--- Begin Record list ---
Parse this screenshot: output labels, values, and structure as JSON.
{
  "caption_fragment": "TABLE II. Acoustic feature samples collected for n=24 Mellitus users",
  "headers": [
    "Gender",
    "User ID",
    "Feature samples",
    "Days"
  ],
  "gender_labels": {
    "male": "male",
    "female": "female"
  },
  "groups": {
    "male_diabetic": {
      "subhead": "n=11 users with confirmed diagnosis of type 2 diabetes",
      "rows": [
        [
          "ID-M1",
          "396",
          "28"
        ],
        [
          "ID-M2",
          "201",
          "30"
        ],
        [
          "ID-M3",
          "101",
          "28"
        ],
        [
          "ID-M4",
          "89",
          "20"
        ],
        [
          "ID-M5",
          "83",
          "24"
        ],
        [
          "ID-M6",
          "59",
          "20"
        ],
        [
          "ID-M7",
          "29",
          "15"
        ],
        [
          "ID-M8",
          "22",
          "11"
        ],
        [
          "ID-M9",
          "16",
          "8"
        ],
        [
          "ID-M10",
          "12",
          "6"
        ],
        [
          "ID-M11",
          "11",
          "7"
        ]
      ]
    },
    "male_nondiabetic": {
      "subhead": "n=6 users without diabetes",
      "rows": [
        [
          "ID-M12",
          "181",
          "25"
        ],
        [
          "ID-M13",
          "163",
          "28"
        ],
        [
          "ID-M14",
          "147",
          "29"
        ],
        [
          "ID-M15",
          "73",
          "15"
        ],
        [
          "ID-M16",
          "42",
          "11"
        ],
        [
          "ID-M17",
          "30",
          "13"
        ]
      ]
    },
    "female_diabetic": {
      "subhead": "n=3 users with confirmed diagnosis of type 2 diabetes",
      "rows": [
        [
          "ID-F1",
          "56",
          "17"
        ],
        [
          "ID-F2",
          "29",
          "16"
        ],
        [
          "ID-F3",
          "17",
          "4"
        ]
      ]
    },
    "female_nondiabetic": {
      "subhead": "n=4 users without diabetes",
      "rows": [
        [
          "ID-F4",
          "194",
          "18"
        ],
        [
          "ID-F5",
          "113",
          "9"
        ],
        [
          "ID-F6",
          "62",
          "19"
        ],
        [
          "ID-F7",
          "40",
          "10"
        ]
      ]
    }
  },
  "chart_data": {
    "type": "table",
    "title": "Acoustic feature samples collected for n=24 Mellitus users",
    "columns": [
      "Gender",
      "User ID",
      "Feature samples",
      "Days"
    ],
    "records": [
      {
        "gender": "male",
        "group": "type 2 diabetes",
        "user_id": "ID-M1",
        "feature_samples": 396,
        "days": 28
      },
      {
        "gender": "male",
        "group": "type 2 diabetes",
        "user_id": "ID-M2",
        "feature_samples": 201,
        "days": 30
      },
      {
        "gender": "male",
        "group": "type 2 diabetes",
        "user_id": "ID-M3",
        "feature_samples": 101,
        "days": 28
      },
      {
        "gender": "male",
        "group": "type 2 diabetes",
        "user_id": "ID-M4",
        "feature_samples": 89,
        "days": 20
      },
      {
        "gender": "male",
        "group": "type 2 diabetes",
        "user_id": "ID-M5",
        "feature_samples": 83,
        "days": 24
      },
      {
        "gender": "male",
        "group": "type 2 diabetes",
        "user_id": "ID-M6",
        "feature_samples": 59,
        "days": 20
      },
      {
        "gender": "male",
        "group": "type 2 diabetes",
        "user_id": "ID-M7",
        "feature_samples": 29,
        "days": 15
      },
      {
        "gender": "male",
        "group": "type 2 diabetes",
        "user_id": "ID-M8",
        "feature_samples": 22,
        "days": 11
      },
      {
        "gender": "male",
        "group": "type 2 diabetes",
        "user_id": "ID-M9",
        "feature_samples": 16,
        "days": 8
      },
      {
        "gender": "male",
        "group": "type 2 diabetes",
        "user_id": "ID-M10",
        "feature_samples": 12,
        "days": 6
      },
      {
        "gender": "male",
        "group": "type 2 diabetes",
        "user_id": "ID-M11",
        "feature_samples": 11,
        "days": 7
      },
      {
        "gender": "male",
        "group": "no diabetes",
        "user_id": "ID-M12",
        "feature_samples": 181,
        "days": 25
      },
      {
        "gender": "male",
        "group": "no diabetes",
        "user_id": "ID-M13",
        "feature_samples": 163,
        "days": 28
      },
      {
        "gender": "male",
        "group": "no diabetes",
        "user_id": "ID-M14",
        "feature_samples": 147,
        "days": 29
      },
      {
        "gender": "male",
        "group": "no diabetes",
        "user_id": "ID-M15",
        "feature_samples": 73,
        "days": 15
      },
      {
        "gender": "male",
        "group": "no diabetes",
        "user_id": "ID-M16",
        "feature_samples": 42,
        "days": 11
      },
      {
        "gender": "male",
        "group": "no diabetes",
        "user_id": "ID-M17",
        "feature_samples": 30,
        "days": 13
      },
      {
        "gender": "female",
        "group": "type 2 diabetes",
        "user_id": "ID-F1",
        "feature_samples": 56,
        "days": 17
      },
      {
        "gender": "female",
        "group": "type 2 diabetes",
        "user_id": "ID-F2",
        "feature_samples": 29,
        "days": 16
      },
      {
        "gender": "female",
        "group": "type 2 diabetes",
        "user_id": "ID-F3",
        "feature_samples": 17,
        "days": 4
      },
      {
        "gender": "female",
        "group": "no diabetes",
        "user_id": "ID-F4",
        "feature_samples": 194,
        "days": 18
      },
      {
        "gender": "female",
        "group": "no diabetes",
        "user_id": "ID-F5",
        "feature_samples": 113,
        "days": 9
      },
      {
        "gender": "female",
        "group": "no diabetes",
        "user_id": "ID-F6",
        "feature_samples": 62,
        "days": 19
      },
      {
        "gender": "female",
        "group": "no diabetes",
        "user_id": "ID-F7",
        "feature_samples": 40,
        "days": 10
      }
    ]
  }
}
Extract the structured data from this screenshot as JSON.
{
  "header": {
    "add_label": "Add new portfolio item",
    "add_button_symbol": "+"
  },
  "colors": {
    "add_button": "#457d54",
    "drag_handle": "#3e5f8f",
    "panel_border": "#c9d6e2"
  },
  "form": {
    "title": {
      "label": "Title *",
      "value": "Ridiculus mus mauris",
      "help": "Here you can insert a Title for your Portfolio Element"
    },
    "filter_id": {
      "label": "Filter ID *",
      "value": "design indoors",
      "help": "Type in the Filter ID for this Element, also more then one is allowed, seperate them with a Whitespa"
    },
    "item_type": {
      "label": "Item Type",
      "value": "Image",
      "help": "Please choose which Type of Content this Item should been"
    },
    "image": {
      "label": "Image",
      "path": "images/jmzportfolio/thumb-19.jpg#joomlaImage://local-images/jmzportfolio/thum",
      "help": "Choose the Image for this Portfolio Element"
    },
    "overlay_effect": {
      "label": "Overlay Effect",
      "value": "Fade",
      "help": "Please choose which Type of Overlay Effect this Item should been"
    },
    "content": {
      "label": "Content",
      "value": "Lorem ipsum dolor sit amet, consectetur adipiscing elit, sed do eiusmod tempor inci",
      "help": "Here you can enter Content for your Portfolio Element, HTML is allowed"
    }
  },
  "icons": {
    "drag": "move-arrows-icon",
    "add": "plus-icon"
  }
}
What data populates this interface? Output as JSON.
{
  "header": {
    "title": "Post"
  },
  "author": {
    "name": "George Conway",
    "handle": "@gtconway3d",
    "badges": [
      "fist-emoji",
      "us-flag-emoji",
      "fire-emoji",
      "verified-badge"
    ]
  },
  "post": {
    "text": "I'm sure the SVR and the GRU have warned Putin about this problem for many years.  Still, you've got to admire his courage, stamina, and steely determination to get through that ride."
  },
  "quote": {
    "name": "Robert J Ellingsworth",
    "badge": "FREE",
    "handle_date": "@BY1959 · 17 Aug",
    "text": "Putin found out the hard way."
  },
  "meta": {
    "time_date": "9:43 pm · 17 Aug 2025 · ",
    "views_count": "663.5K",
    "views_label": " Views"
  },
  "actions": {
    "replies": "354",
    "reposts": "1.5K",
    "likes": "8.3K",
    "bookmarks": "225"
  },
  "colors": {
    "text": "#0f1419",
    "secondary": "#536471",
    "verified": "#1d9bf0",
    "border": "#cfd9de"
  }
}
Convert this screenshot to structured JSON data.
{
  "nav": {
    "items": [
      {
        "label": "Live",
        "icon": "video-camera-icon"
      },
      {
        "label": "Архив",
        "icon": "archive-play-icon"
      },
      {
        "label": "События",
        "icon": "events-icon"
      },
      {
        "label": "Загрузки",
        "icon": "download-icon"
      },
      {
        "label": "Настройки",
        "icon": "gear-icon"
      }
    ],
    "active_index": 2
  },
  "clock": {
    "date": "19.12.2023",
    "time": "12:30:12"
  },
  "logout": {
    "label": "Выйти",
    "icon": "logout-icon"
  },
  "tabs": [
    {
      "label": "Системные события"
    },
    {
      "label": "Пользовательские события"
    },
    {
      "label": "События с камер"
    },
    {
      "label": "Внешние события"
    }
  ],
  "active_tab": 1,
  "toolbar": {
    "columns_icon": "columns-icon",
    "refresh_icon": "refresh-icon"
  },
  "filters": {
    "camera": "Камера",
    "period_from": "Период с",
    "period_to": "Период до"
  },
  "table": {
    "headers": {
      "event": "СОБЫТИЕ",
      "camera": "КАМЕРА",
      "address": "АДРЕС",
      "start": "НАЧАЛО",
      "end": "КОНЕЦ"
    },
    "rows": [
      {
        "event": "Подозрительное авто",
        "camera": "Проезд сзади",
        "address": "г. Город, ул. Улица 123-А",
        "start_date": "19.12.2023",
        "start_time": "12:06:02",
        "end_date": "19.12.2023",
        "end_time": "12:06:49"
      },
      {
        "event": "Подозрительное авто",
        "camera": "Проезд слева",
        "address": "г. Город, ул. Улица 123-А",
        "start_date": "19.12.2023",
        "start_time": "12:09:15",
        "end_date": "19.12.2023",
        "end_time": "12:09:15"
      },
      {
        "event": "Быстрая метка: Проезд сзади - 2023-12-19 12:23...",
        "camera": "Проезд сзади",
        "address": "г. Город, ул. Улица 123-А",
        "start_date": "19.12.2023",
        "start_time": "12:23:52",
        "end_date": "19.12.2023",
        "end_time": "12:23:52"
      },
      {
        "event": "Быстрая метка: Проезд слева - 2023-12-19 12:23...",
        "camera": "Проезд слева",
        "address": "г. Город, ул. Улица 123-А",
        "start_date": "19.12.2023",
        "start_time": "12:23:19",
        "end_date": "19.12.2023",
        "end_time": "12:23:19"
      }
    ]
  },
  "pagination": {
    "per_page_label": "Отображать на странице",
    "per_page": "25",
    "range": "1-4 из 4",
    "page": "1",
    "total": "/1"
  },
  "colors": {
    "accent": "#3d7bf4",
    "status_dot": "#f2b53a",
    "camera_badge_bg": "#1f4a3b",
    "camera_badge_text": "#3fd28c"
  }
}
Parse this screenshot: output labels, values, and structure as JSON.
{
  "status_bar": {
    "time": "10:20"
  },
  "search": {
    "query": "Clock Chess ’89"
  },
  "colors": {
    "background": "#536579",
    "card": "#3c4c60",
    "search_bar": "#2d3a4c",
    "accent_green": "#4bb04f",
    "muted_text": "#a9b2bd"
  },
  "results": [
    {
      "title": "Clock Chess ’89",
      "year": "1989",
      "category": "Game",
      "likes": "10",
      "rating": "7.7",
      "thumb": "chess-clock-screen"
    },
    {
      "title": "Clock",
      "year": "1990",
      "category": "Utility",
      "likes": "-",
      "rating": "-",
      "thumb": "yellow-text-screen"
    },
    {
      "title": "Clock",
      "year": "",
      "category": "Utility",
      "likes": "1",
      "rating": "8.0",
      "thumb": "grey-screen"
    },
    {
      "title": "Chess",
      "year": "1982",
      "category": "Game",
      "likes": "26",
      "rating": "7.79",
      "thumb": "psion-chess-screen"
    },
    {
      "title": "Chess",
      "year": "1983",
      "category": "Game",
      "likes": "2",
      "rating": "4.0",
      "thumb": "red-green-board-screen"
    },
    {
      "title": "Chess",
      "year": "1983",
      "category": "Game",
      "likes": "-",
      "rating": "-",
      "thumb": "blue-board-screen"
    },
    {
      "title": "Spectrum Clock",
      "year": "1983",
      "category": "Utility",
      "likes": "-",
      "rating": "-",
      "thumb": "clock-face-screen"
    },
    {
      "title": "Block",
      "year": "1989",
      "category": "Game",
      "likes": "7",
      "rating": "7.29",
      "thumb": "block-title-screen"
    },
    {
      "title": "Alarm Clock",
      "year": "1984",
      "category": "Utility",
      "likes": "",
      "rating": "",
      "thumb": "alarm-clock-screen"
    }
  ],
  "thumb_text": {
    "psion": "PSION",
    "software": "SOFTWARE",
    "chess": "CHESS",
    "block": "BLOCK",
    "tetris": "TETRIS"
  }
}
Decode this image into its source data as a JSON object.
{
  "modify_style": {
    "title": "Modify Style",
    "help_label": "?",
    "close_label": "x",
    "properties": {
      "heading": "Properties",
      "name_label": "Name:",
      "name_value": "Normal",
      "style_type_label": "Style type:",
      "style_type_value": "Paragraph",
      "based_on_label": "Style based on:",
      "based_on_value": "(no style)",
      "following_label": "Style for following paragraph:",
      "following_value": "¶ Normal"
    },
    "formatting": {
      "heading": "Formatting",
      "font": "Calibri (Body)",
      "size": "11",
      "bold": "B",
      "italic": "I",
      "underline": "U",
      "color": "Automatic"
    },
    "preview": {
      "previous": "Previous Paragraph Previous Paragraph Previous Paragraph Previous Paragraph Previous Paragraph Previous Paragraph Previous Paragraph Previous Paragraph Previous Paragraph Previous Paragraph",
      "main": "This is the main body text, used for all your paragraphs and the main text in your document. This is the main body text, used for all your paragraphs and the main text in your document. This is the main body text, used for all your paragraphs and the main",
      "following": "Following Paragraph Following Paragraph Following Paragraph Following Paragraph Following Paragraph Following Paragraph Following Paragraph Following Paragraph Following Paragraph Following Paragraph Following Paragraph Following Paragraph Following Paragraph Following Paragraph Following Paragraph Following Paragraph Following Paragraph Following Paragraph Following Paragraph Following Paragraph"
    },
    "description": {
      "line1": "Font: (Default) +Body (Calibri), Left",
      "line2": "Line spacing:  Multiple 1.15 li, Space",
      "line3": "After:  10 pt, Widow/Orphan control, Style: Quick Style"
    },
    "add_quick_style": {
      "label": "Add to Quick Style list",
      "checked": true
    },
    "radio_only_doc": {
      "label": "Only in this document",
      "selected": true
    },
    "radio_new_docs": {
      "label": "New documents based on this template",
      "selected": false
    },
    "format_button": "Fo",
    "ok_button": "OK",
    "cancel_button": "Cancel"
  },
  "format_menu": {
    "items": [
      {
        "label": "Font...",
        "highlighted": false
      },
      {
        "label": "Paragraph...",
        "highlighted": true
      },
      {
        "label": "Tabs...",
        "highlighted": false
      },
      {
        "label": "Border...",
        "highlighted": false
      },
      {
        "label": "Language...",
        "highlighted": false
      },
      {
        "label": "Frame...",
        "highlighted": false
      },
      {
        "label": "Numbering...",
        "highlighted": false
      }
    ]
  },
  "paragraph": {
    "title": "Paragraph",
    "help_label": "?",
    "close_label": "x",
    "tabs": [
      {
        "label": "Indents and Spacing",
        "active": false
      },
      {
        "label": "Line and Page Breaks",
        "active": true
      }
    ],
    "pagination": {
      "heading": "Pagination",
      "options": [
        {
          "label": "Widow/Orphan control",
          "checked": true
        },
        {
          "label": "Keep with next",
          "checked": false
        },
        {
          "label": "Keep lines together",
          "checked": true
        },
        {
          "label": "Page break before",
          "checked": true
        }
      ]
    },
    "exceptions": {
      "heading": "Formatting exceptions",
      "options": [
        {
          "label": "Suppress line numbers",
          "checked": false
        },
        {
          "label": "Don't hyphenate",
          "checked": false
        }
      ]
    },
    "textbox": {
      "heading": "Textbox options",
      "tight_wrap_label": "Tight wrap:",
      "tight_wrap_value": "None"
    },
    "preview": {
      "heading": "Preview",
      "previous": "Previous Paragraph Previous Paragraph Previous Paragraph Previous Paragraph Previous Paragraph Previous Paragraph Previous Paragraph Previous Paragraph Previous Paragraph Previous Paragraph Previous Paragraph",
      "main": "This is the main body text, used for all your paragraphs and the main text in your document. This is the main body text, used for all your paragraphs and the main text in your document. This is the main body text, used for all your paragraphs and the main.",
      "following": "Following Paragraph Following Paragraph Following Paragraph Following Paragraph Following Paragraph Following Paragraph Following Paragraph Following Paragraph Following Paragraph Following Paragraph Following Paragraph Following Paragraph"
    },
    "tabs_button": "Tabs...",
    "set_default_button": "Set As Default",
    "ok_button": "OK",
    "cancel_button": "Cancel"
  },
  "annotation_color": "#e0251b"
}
--- End Record list ---
## Objective
The word "Keep" appears in how many lines of the records? Give the number only.

## Task output
2